=== BRANO ===

Il Fatto 20.5.18
I Dem e la loro base elettorale vanno in direzioni opposte
di Carlo Trigilia
Assistiamo
a una grave crisi di rappresentanza che riguarda i rapporti del Pd con i
gruppi sociali e i territori dove è più forte e più cresciuto il
disagio sociale, e che dovrebbero avere nel principale partito del
centrosinistra il loro referente. Come è potuto accadere?
Scarterei
spiegazioni che tendono a sottovalutare la crisi di rappresentanza. Una
di queste si limita a sottolineare che in Italia si sia semplicemente
manifestata una tendenza già presente in altri Paesi europei:
l’indebolimento dei principali partiti socialdemocratici, che perdono
quote significative della loro base elettorale tradizionale (soprattutto
operai e nuovi salariati dei servizi) a favore delle nuove formazioni
di critica radicale al sistema politico. La tendenza si manifesta anche
da noi, ma non sembra in grado di spiegare da sola la rapidità e la
portata della crisi di rappresentanza del Pd. Non solo i principali
partiti socialisti europei, con l’eccezione della Francia, non si sono
indeboliti in modo paragonabile, ma nella loro base restano ancora
componenti ben più elevate di operai e di salariati dei servizi, e anche
di nuovi ceti medi, specie di quelli dipendenti più legati al settore
pubblico.

=== DATI RACCOLTI ===

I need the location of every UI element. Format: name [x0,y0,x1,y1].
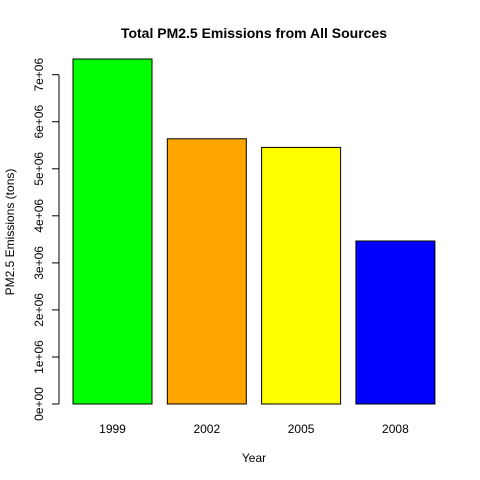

===

§ CONSEGNA
Per favore, riscrivi il tratto del brano sulla crisi di rappresentanza del Pd che va da "Il Fatto 20.5.18" fino a "è potuto accadere?", sostituendo "referente" con "interlocutore". Le righe raccolte non servono per lo svolgimento.

§ ESERCIZIO SVOLTO
Il Fatto 20.5.18
I Dem e la loro base elettorale vanno in direzioni opposte
di Carlo Trigilia
Assistiamo
a una grave crisi di rappresentanza che riguarda i rapporti del Pd con i
gruppi sociali e i territori dove è più forte e più cresciuto il
disagio sociale, e che dovrebbero avere nel principale partito del
centrosinistra il loro interlocutore. Come è potuto accadere?